Locate every line below that contains the word "Loop" and copy it.

::: Supplied data :::

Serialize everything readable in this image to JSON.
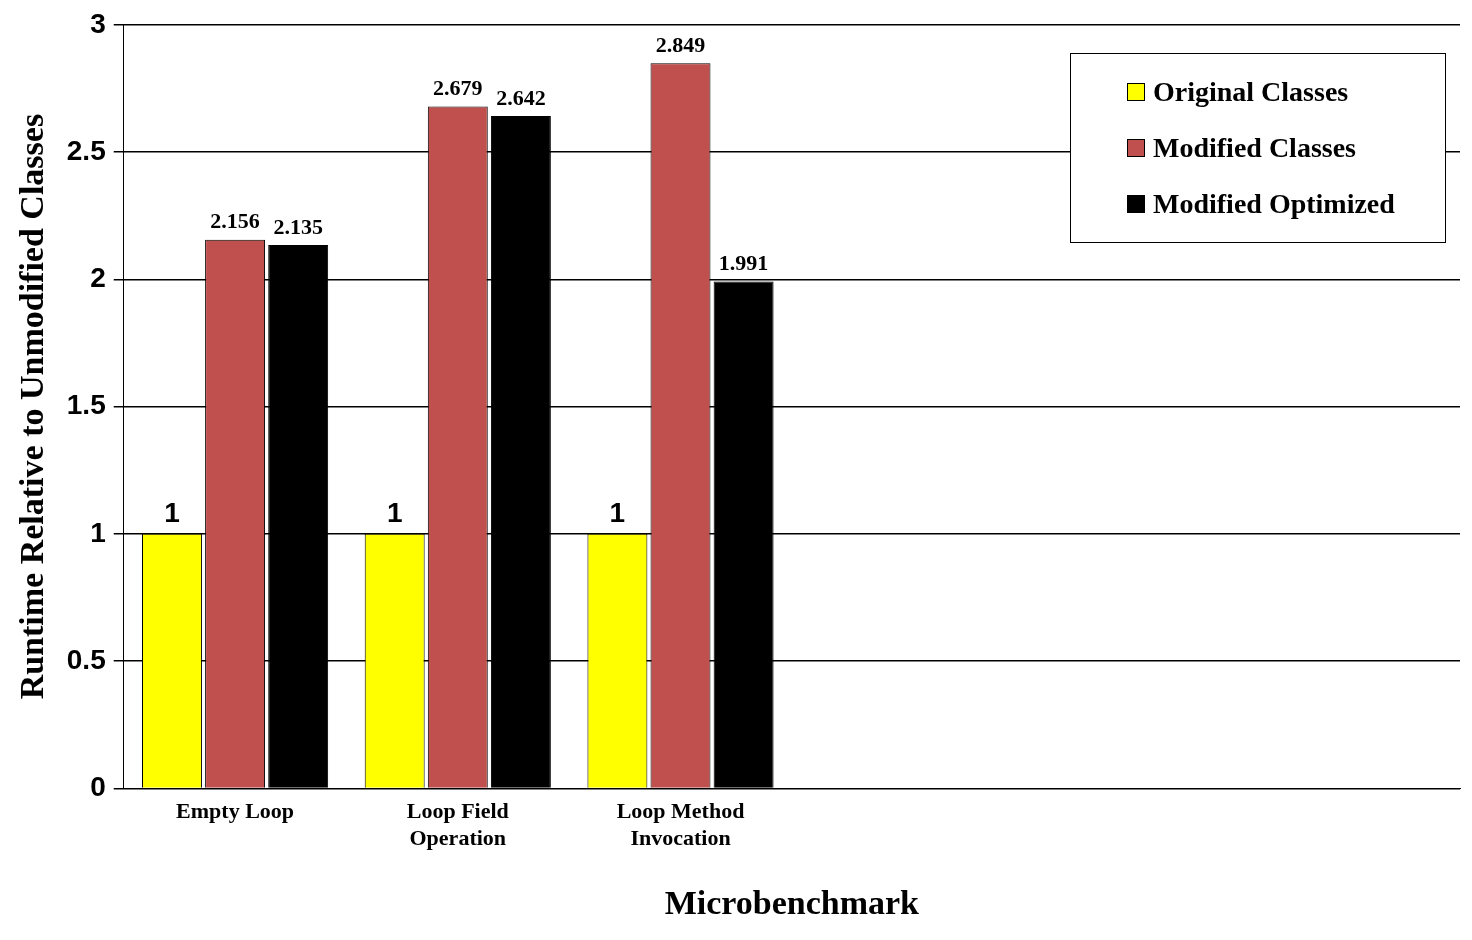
{
  "chart_data": {
    "type": "bar",
    "xlabel": "Microbenchmark",
    "ylabel": "Runtime Relative to Unmodified Classes",
    "categories": [
      "Empty Loop",
      "Loop Field Operation",
      "Loop Method Invocation",
      null,
      null,
      null
    ],
    "series": [
      {
        "name": "Original Classes",
        "color": "#ffff00",
        "values": [
          1,
          1,
          1,
          null,
          null,
          null
        ]
      },
      {
        "name": "Modified Classes",
        "color": "#c0504d",
        "values": [
          2.156,
          2.679,
          2.849,
          null,
          null,
          null
        ]
      },
      {
        "name": "Modified Optimized",
        "color": "#000000",
        "values": [
          2.135,
          2.642,
          1.991,
          null,
          null,
          null
        ]
      }
    ],
    "ylim": [
      0,
      3
    ],
    "yticks": [
      0,
      0.5,
      1,
      1.5,
      2,
      2.5,
      3
    ],
    "grid": "y",
    "legend": "top right",
    "data_labels": true
  }
}
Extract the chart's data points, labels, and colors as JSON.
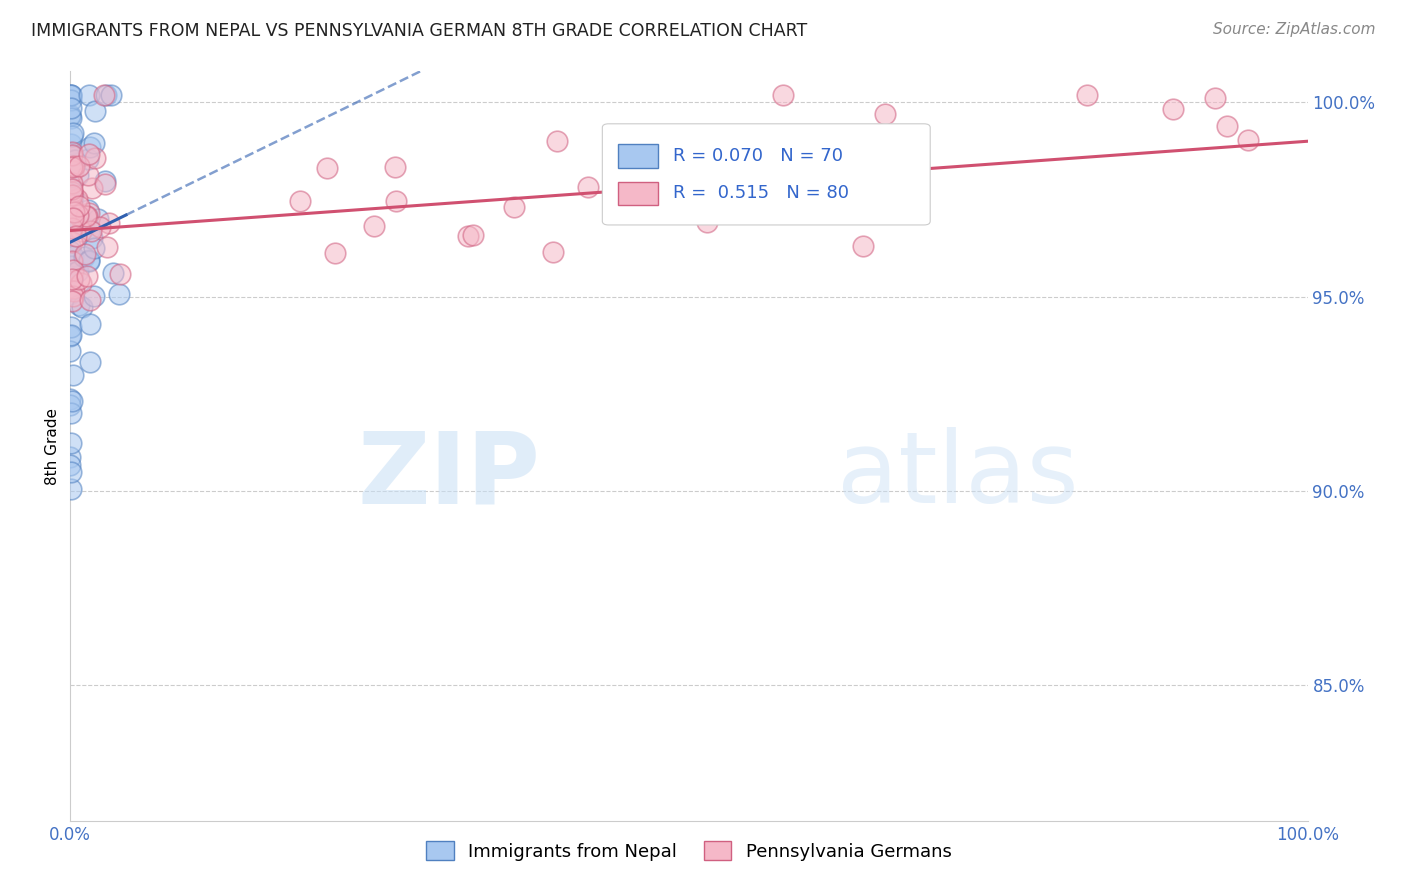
{
  "title": "IMMIGRANTS FROM NEPAL VS PENNSYLVANIA GERMAN 8TH GRADE CORRELATION CHART",
  "source": "Source: ZipAtlas.com",
  "ylabel": "8th Grade",
  "ylabel_right_labels": [
    "100.0%",
    "95.0%",
    "90.0%",
    "85.0%"
  ],
  "ylabel_right_values": [
    1.0,
    0.95,
    0.9,
    0.85
  ],
  "xlim": [
    0.0,
    1.0
  ],
  "ylim": [
    0.815,
    1.008
  ],
  "legend_label1": "Immigrants from Nepal",
  "legend_label2": "Pennsylvania Germans",
  "R1": 0.07,
  "N1": 70,
  "R2": 0.515,
  "N2": 80,
  "color_blue_fill": "#a8c8f0",
  "color_blue_edge": "#5080c0",
  "color_pink_fill": "#f5b8c8",
  "color_pink_edge": "#d06080",
  "color_blue_line": "#3060b0",
  "color_pink_line": "#d05070",
  "watermark_zip": "ZIP",
  "watermark_atlas": "atlas"
}
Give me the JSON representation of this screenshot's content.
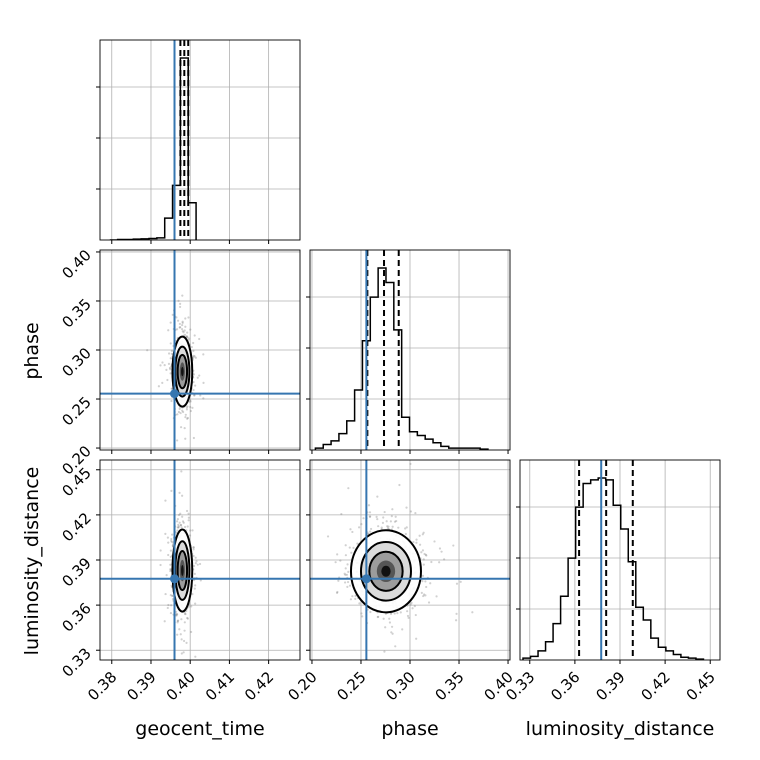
{
  "chart_data": {
    "type": "corner",
    "parameters": [
      "geocent_time",
      "phase",
      "luminosity_distance"
    ],
    "axis_labels": {
      "geocent_time": "geocent_time",
      "phase": "phase",
      "luminosity_distance": "luminosity_distance"
    },
    "ranges": {
      "geocent_time": [
        0.377,
        0.428
      ],
      "phase": [
        0.198,
        0.402
      ],
      "luminosity_distance": [
        0.3235,
        0.4565
      ]
    },
    "ticks": {
      "geocent_time": [
        "0.38",
        "0.39",
        "0.40",
        "0.41",
        "0.42"
      ],
      "phase": [
        "0.20",
        "0.25",
        "0.30",
        "0.35",
        "0.40"
      ],
      "luminosity_distance": [
        "0.33",
        "0.36",
        "0.39",
        "0.42",
        "0.45"
      ]
    },
    "injection": {
      "geocent_time": 0.396,
      "phase": 0.2555,
      "luminosity_distance": 0.3775
    },
    "quantiles": {
      "geocent_time": [
        0.3975,
        0.3985,
        0.3995
      ],
      "phase": [
        0.2565,
        0.2735,
        0.2885
      ],
      "luminosity_distance": [
        0.3628,
        0.3808,
        0.3985
      ]
    },
    "histograms": {
      "geocent_time": {
        "edges": [
          0.3795,
          0.3815,
          0.3835,
          0.3855,
          0.3875,
          0.3895,
          0.3915,
          0.3935,
          0.3955,
          0.3975,
          0.3995,
          0.4015
        ],
        "counts": [
          0,
          0.003,
          0.003,
          0.005,
          0.006,
          0.008,
          0.012,
          0.12,
          0.3,
          1.0,
          0.205
        ]
      },
      "phase": {
        "edges": [
          0.2035,
          0.2115,
          0.2195,
          0.2275,
          0.2355,
          0.2435,
          0.2515,
          0.2595,
          0.2675,
          0.2755,
          0.2835,
          0.2915,
          0.2995,
          0.3075,
          0.3155,
          0.3235,
          0.3315,
          0.3395,
          0.3475,
          0.3555,
          0.3635,
          0.3715,
          0.3795
        ],
        "counts": [
          0.01,
          0.03,
          0.05,
          0.09,
          0.16,
          0.33,
          0.6,
          0.84,
          1.0,
          0.92,
          0.66,
          0.18,
          0.1,
          0.08,
          0.06,
          0.04,
          0.02,
          0.01,
          0.01,
          0.01,
          0.01,
          0.005
        ]
      },
      "luminosity_distance": {
        "edges": [
          0.3255,
          0.3305,
          0.3355,
          0.3405,
          0.3455,
          0.3505,
          0.3555,
          0.3605,
          0.3655,
          0.3705,
          0.3755,
          0.3805,
          0.3855,
          0.3905,
          0.3955,
          0.4005,
          0.4055,
          0.4105,
          0.4155,
          0.4205,
          0.4255,
          0.4305,
          0.4355,
          0.4405,
          0.4455
        ],
        "counts": [
          0.01,
          0.02,
          0.05,
          0.1,
          0.2,
          0.35,
          0.56,
          0.84,
          0.97,
          0.99,
          1.0,
          0.99,
          0.85,
          0.72,
          0.54,
          0.29,
          0.22,
          0.12,
          0.07,
          0.05,
          0.03,
          0.015,
          0.01,
          0.005
        ]
      }
    },
    "contour_centers": {
      "geocent_time_phase": [
        0.398,
        0.278
      ],
      "geocent_time_luminosity_distance": [
        0.398,
        0.383
      ],
      "phase_luminosity_distance": [
        0.2755,
        0.3825
      ]
    },
    "grid": true,
    "colors": {
      "histogram": "#000000",
      "injection": "#3676b0",
      "points": "#7a7a7a",
      "grid": "#b0b0b0"
    }
  }
}
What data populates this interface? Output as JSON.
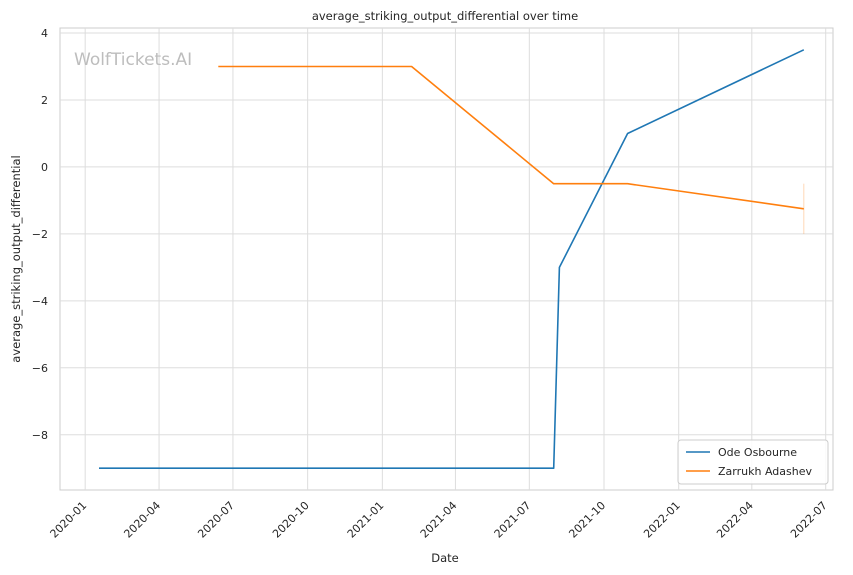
{
  "chart_data": {
    "type": "line",
    "title": "average_striking_output_differential over time",
    "xlabel": "Date",
    "ylabel": "average_striking_output_differential",
    "watermark": "WolfTickets.AI",
    "xlim": [
      "2019-12-01",
      "2022-07-10"
    ],
    "ylim": [
      -9.65,
      4.15
    ],
    "x_ticks": [
      "2020-01",
      "2020-04",
      "2020-07",
      "2020-10",
      "2021-01",
      "2021-04",
      "2021-07",
      "2021-10",
      "2022-01",
      "2022-04",
      "2022-07"
    ],
    "y_ticks": [
      4,
      2,
      0,
      -2,
      -4,
      -6,
      -8
    ],
    "y_tick_labels": [
      "4",
      "2",
      "0",
      "−2",
      "−4",
      "−6",
      "−8"
    ],
    "grid": true,
    "legend_position": "lower-right",
    "series": [
      {
        "name": "Ode Osbourne",
        "color": "#1f77b4",
        "points": [
          {
            "x": "2020-01-18",
            "y": -9.0
          },
          {
            "x": "2021-07-31",
            "y": -9.0
          },
          {
            "x": "2021-08-07",
            "y": -3.0
          },
          {
            "x": "2021-10-30",
            "y": 1.0
          },
          {
            "x": "2022-06-04",
            "y": 3.5
          }
        ]
      },
      {
        "name": "Zarrukh Adashev",
        "color": "#ff7f0e",
        "points": [
          {
            "x": "2020-06-13",
            "y": 3.0
          },
          {
            "x": "2021-02-06",
            "y": 3.0
          },
          {
            "x": "2021-07-31",
            "y": -0.5
          },
          {
            "x": "2021-10-30",
            "y": -0.5
          },
          {
            "x": "2022-06-04",
            "y": -1.25
          }
        ],
        "error_band": {
          "x": "2022-06-04",
          "low": -2.0,
          "high": -0.5
        }
      }
    ]
  }
}
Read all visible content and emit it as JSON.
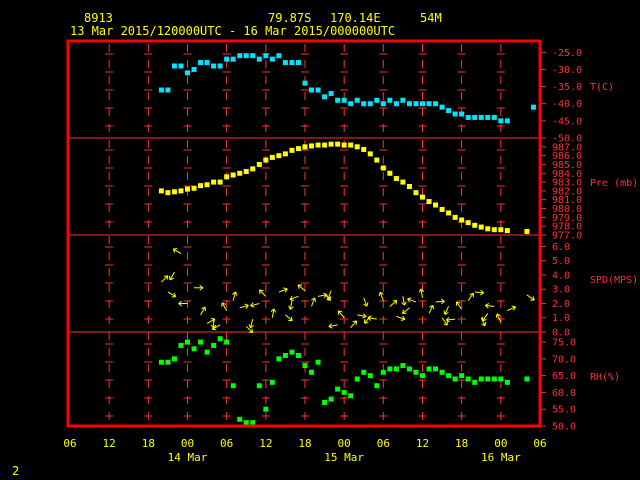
{
  "header": {
    "station_id": "8913",
    "lat": "79.87S",
    "lon": "170.14E",
    "elev": "54M",
    "time_range": "13 Mar 2015/120000UTC - 16 Mar 2015/000000UTC"
  },
  "page_number": "2",
  "colors": {
    "frame": "#ff0000",
    "grid": "#ff3030",
    "text": "#ffff00",
    "temperature": "#00e5ff",
    "pressure": "#ffff00",
    "wind": "#ffff00",
    "rh": "#00ff00",
    "background": "#000000"
  },
  "x_axis": {
    "hour_labels": [
      "06",
      "12",
      "18",
      "00",
      "06",
      "12",
      "18",
      "00",
      "06",
      "12",
      "18",
      "00",
      "06"
    ],
    "date_labels": [
      "14 Mar",
      "15 Mar",
      "16 Mar"
    ]
  },
  "chart_data": [
    {
      "type": "scatter",
      "label": "T(C)",
      "ylim": [
        -50,
        -22
      ],
      "ticks": [
        "-25.0",
        "-30.0",
        "-35.0",
        "-40.0",
        "-45.0",
        "-50.0"
      ],
      "x": [
        14,
        15,
        16,
        17,
        18,
        19,
        20,
        21,
        22,
        23,
        24,
        25,
        26,
        27,
        28,
        29,
        30,
        31,
        32,
        33,
        34,
        35,
        36,
        37,
        38,
        39,
        40,
        41,
        42,
        43,
        44,
        45,
        46,
        47,
        48,
        49,
        50,
        51,
        52,
        53,
        54,
        55,
        56,
        57,
        58,
        59,
        60,
        61,
        62,
        63,
        64,
        65,
        66,
        67,
        71
      ],
      "y": [
        -36,
        -36,
        -29,
        -29,
        -31,
        -30,
        -28,
        -28,
        -29,
        -29,
        -27,
        -27,
        -26,
        -26,
        -26,
        -27,
        -26,
        -27,
        -26,
        -28,
        -28,
        -28,
        -34,
        -36,
        -36,
        -38,
        -37,
        -39,
        -39,
        -40,
        -39,
        -40,
        -40,
        -39,
        -40,
        -39,
        -40,
        -39,
        -40,
        -40,
        -40,
        -40,
        -40,
        -41,
        -42,
        -43,
        -43,
        -44,
        -44,
        -44,
        -44,
        -44,
        -45,
        -45,
        -41
      ]
    },
    {
      "type": "scatter",
      "label": "Pre (mb)",
      "ylim": [
        977,
        988
      ],
      "ticks": [
        "987.0",
        "986.0",
        "985.0",
        "984.0",
        "983.0",
        "982.0",
        "981.0",
        "980.0",
        "979.0",
        "978.0",
        "977.0"
      ],
      "x": [
        14,
        15,
        16,
        17,
        18,
        19,
        20,
        21,
        22,
        23,
        24,
        25,
        26,
        27,
        28,
        29,
        30,
        31,
        32,
        33,
        34,
        35,
        36,
        37,
        38,
        39,
        40,
        41,
        42,
        43,
        44,
        45,
        46,
        47,
        48,
        49,
        50,
        51,
        52,
        53,
        54,
        55,
        56,
        57,
        58,
        59,
        60,
        61,
        62,
        63,
        64,
        65,
        66,
        67,
        70
      ],
      "y": [
        982.0,
        981.8,
        981.9,
        982.0,
        982.2,
        982.3,
        982.6,
        982.7,
        983.0,
        983.0,
        983.6,
        983.8,
        984.0,
        984.2,
        984.5,
        985.0,
        985.5,
        985.8,
        986.0,
        986.2,
        986.6,
        986.8,
        987.0,
        987.1,
        987.2,
        987.2,
        987.3,
        987.3,
        987.2,
        987.2,
        987.0,
        986.7,
        986.2,
        985.5,
        984.6,
        984.0,
        983.4,
        983.0,
        982.5,
        981.8,
        981.3,
        980.8,
        980.4,
        979.9,
        979.5,
        979.0,
        978.7,
        978.4,
        978.1,
        977.9,
        977.7,
        977.6,
        977.6,
        977.5,
        977.4
      ]
    },
    {
      "type": "scatter",
      "label": "SPD(MPS)",
      "ylim": [
        0,
        6.8
      ],
      "ticks": [
        "6.0",
        "5.0",
        "4.0",
        "3.0",
        "2.0",
        "1.0",
        "0.0"
      ],
      "x": [
        14,
        15,
        16,
        17,
        18,
        19,
        20,
        21,
        22,
        23,
        24,
        25,
        26,
        27,
        28,
        29,
        30,
        31,
        32,
        33,
        34,
        35,
        36,
        37,
        38,
        39,
        40,
        41,
        42,
        43,
        44,
        45,
        46,
        47,
        48,
        49,
        50,
        51,
        52,
        53,
        54,
        55,
        56,
        57,
        58,
        59,
        60,
        61,
        62,
        63,
        64,
        65,
        66,
        67,
        70
      ],
      "y": [
        3.5,
        2.8,
        4.2,
        5.5,
        2.0,
        3.1,
        1.2,
        0.6,
        0.9,
        0.5,
        1.5,
        2.2,
        1.7,
        0.4,
        0.9,
        2.0,
        2.5,
        1.0,
        2.8,
        1.2,
        2.2,
        2.5,
        2.9,
        1.8,
        2.5,
        2.7,
        2.9,
        0.5,
        1.0,
        0.3,
        1.2,
        2.4,
        1.1,
        0.9,
        2.2,
        1.8,
        1.1,
        2.5,
        1.7,
        2.1,
        2.4,
        1.3,
        2.1,
        1.0,
        1.8,
        0.9,
        1.6,
        2.2,
        2.8,
        1.0,
        1.3,
        1.8,
        0.7,
        1.5,
        2.6
      ],
      "wind_dir_deg": [
        45,
        120,
        210,
        300,
        270,
        90,
        30,
        60,
        180,
        240,
        330,
        15,
        75,
        135,
        195,
        255,
        315,
        10,
        70,
        130,
        190,
        250,
        310,
        20,
        80,
        140,
        200,
        260,
        320,
        40,
        100,
        160,
        220,
        280,
        340,
        50,
        110,
        170,
        230,
        290,
        350,
        25,
        85,
        145,
        205,
        265,
        325,
        35,
        95,
        155,
        215,
        275,
        335,
        65,
        125
      ]
    },
    {
      "type": "scatter",
      "label": "RH(%)",
      "ylim": [
        50,
        78
      ],
      "ticks": [
        "75.0",
        "70.0",
        "65.0",
        "60.0",
        "55.0",
        "50.0"
      ],
      "x": [
        14,
        15,
        16,
        17,
        18,
        19,
        20,
        21,
        22,
        23,
        24,
        25,
        26,
        27,
        28,
        29,
        30,
        31,
        32,
        33,
        34,
        35,
        36,
        37,
        38,
        39,
        40,
        41,
        42,
        43,
        44,
        45,
        46,
        47,
        48,
        49,
        50,
        51,
        52,
        53,
        54,
        55,
        56,
        57,
        58,
        59,
        60,
        61,
        62,
        63,
        64,
        65,
        66,
        67,
        70
      ],
      "y": [
        69,
        69,
        70,
        74,
        75,
        73,
        75,
        72,
        74,
        76,
        75,
        62,
        52,
        51,
        51,
        62,
        55,
        63,
        70,
        71,
        72,
        71,
        68,
        66,
        69,
        57,
        58,
        61,
        60,
        59,
        64,
        66,
        65,
        62,
        66,
        67,
        67,
        68,
        67,
        66,
        65,
        67,
        67,
        66,
        65,
        64,
        65,
        64,
        63,
        64,
        64,
        64,
        64,
        63,
        64
      ]
    }
  ]
}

:::

• **Complete answer**
      "Empty Loop",
      "Loop Field Operation",
      "Loop Method Invocation",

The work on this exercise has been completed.